**Instructions for the task:**
Using the entries that follow, please report how many lines contain the word "title", with no other words.

**Stored data:**
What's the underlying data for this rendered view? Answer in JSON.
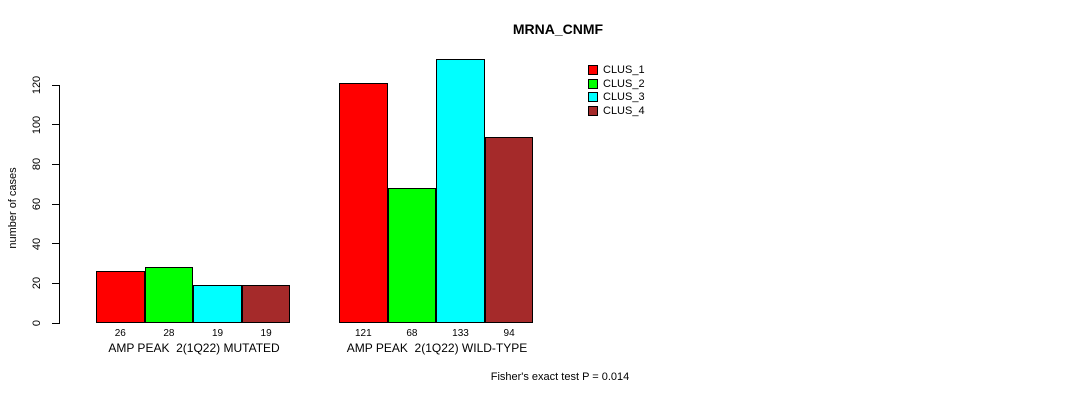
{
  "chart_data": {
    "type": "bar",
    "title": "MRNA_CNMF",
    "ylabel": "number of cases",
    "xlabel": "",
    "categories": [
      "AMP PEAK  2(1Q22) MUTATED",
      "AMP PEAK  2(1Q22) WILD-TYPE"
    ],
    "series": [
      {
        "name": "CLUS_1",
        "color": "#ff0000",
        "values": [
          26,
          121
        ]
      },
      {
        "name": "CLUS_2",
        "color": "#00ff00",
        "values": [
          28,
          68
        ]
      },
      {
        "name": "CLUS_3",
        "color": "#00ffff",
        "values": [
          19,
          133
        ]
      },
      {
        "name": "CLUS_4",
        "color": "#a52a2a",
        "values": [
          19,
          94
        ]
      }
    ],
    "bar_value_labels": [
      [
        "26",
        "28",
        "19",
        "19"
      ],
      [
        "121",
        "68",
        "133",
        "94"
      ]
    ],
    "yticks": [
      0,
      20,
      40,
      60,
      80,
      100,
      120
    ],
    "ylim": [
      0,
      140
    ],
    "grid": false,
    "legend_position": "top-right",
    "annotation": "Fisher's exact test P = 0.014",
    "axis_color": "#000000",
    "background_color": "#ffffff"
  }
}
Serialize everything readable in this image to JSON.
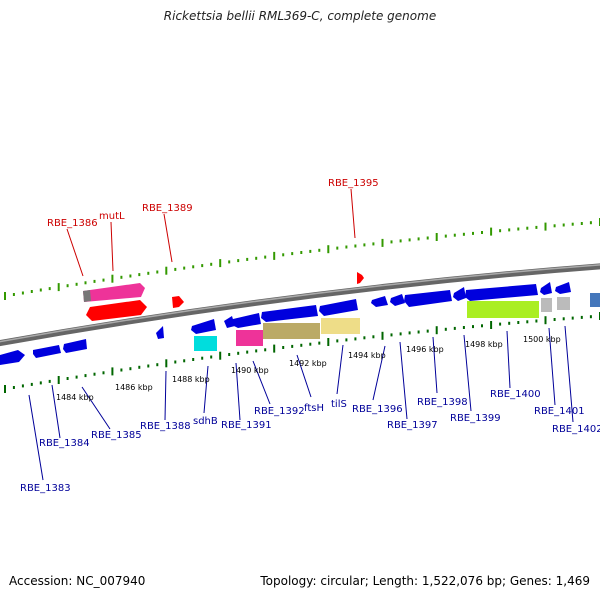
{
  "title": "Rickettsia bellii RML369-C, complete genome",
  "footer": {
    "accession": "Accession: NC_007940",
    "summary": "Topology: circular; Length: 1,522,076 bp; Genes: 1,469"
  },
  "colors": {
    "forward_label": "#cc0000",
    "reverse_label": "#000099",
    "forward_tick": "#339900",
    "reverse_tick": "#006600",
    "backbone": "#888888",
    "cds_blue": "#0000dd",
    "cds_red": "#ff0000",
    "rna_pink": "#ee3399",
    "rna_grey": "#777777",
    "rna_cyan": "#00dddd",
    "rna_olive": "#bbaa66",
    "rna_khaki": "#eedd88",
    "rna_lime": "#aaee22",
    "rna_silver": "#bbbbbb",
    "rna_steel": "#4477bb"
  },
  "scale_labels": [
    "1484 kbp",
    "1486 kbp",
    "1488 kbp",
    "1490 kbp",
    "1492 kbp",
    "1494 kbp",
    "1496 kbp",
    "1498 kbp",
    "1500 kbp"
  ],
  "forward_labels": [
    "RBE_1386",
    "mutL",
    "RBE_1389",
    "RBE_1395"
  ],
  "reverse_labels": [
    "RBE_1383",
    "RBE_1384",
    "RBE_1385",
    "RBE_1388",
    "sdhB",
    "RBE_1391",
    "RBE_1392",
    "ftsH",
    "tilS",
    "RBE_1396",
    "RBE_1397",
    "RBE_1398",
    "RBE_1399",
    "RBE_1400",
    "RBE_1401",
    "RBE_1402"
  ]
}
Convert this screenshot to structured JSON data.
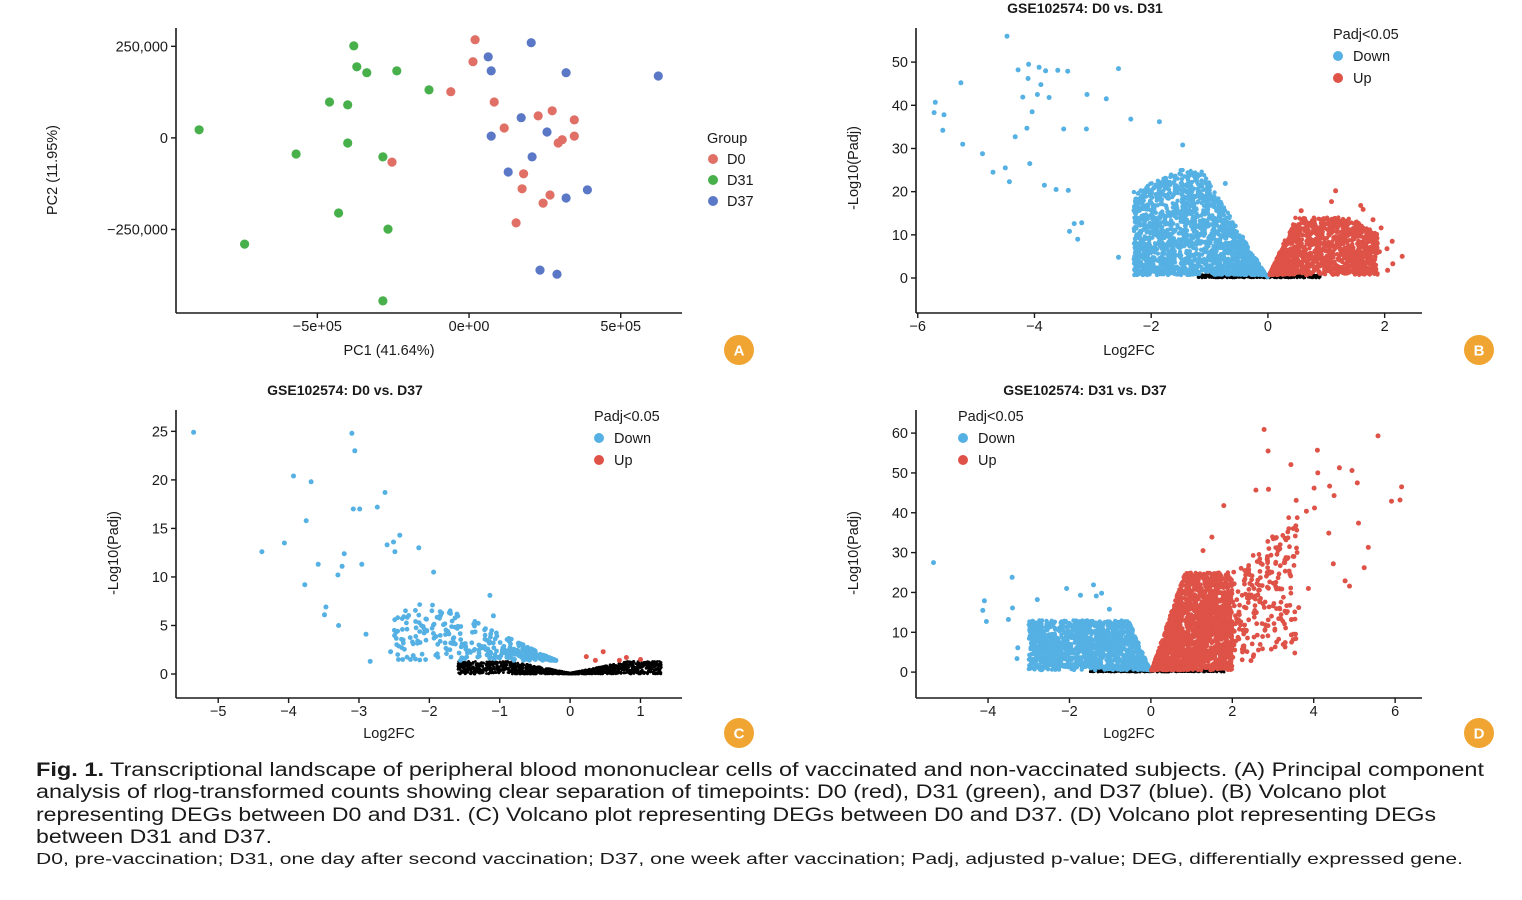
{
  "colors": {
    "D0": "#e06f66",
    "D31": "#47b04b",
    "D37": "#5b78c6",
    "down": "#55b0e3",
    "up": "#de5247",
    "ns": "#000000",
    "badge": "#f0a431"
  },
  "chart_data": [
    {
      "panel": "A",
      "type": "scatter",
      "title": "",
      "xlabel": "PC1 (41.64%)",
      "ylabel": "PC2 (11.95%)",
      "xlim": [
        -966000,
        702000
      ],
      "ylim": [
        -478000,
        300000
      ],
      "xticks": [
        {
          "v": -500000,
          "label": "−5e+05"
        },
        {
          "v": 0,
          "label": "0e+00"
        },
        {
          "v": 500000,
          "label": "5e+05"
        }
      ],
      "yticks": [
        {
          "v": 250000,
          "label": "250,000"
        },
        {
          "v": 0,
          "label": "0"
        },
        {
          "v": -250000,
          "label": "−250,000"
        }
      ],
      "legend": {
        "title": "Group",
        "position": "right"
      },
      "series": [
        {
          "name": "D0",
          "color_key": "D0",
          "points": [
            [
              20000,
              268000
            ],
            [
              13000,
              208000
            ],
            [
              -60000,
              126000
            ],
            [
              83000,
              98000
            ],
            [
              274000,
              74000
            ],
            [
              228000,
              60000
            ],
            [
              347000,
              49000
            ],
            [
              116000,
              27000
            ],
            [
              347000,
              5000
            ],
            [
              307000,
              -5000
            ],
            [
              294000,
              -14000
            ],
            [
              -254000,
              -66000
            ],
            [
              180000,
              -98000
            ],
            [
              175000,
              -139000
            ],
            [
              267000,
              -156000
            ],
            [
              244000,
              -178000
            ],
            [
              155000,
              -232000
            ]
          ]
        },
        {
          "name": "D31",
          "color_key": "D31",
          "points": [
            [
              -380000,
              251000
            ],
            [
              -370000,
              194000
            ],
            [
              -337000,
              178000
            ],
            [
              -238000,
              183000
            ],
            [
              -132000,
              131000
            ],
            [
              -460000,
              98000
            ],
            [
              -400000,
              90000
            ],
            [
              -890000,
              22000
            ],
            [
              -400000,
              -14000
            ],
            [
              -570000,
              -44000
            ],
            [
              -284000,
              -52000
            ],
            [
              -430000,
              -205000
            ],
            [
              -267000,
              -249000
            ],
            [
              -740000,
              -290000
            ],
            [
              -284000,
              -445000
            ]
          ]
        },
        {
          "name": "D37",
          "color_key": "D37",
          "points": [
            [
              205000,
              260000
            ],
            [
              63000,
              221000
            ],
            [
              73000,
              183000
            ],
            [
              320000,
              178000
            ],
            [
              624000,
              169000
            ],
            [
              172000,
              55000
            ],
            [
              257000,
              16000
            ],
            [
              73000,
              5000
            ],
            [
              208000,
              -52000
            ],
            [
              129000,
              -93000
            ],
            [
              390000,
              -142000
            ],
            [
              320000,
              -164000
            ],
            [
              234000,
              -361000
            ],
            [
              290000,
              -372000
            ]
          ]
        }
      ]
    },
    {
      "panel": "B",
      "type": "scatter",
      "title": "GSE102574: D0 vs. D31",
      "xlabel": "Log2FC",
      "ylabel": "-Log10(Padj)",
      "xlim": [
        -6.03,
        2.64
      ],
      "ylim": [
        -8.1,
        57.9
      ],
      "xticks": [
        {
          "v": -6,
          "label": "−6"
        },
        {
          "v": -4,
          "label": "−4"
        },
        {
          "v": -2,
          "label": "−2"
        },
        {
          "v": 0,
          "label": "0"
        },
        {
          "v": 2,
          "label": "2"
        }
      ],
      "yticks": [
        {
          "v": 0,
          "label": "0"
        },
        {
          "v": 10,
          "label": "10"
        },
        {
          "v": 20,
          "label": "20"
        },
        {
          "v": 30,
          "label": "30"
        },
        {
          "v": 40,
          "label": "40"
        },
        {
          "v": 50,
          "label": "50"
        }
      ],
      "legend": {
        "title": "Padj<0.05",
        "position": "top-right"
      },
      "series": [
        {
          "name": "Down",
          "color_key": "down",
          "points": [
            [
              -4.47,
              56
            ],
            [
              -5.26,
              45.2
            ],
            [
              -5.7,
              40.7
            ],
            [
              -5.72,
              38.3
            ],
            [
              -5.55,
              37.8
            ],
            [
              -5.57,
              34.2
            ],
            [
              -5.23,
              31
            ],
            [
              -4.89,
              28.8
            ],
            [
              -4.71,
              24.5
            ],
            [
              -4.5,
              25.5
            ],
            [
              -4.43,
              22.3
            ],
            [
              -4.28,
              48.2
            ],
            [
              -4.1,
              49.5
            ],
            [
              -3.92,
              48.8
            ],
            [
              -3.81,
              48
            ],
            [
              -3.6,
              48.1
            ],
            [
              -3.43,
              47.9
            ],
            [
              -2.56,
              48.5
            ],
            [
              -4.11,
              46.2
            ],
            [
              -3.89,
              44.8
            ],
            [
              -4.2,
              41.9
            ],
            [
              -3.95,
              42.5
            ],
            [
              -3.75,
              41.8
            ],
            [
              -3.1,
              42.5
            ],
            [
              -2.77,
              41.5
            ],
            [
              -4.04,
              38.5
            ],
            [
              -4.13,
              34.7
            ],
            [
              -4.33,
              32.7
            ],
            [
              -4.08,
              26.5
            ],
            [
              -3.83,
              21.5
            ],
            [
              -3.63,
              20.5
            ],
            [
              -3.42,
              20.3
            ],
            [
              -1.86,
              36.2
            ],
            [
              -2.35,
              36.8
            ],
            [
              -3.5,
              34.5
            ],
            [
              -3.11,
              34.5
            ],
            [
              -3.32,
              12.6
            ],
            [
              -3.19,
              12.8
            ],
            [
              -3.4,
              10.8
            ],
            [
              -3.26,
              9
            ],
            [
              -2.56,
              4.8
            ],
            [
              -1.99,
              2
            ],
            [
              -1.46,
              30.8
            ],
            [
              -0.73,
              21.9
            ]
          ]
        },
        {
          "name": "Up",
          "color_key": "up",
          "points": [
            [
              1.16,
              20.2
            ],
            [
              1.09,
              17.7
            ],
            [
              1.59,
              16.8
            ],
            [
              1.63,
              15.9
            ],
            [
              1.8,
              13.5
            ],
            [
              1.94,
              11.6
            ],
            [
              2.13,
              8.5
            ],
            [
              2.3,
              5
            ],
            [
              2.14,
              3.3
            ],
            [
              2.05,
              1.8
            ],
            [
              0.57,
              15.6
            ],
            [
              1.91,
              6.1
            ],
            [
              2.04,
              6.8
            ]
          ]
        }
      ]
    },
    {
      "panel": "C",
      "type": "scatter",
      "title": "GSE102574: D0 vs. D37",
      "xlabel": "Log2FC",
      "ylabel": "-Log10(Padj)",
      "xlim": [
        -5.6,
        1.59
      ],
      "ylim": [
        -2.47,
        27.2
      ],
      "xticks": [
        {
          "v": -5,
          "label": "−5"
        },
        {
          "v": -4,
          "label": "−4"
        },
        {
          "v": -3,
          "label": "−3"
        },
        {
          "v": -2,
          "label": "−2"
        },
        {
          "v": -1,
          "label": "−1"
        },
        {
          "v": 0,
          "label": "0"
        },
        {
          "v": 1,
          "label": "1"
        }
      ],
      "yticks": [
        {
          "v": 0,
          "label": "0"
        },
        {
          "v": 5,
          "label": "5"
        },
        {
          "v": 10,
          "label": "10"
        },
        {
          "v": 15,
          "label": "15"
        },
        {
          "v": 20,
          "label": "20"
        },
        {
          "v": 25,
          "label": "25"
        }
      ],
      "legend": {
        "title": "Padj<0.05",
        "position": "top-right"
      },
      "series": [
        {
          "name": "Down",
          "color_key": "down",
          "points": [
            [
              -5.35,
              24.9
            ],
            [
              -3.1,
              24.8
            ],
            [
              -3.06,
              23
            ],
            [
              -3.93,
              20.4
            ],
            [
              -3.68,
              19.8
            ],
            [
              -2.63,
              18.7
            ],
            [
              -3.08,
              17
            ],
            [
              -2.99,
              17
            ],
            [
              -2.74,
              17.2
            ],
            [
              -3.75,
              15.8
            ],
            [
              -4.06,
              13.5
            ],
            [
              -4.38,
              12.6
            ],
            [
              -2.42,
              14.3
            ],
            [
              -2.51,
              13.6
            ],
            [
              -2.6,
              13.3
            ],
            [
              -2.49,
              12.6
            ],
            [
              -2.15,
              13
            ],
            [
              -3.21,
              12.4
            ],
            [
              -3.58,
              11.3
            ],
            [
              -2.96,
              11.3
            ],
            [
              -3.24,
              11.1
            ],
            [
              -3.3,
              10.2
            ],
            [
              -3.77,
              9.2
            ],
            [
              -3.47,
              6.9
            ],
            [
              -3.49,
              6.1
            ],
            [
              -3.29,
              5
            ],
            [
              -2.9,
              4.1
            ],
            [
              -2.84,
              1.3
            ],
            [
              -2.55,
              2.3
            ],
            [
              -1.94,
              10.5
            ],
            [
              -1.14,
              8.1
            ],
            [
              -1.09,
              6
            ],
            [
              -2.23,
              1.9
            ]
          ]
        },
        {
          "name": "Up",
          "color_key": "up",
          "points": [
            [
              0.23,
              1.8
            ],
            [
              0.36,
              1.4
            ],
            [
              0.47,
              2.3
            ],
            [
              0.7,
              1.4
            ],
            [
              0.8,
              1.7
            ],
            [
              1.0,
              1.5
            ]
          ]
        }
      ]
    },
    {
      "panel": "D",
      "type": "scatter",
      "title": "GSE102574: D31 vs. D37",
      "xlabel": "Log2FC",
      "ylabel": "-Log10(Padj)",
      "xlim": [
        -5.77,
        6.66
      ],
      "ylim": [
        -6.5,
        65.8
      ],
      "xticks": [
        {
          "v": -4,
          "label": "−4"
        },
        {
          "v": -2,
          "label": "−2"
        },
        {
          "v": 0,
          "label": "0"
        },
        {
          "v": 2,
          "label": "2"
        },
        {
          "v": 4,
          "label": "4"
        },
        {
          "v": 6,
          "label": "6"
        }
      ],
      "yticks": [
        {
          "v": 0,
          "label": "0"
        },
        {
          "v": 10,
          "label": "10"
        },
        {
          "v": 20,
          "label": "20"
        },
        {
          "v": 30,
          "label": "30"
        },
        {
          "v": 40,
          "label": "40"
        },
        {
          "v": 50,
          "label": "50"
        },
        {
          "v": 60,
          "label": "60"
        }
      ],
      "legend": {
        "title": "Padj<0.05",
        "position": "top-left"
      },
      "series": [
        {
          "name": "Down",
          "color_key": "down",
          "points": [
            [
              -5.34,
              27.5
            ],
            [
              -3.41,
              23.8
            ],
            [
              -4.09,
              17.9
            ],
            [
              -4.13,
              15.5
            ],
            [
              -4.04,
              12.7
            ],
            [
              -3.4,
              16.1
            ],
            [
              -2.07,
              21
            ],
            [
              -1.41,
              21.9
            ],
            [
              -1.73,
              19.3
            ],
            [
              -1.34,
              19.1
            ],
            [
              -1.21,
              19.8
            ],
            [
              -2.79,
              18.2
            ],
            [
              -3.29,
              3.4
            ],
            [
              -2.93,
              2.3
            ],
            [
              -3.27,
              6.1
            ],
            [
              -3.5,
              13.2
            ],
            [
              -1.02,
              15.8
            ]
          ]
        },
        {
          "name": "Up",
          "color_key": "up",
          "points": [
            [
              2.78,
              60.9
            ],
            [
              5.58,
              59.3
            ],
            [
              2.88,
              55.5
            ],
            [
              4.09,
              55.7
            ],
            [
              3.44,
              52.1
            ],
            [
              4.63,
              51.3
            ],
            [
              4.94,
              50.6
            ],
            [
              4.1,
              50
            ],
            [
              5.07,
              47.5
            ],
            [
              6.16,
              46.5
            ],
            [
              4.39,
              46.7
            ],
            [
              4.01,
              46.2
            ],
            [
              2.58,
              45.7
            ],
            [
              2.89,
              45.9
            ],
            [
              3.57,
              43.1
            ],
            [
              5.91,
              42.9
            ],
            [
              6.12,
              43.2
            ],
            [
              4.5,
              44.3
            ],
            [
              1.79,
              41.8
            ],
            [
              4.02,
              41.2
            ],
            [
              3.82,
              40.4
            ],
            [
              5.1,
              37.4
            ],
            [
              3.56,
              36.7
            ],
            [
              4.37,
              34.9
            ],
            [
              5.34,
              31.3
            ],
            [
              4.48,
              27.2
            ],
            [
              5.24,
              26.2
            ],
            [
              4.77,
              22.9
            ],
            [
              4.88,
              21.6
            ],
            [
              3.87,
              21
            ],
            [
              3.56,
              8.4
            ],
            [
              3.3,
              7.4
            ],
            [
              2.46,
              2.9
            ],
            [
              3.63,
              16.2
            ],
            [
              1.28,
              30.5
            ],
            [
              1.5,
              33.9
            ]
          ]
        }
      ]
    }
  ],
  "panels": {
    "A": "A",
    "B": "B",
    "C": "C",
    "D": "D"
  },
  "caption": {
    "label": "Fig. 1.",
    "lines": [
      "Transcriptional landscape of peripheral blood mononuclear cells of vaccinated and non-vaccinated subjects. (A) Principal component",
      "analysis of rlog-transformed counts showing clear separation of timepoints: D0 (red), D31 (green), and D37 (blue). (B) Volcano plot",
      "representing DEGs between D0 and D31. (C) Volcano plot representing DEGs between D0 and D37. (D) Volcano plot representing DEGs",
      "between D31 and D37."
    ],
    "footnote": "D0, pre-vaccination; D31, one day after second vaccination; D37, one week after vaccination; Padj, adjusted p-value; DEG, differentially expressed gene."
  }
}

**Written reply:**
10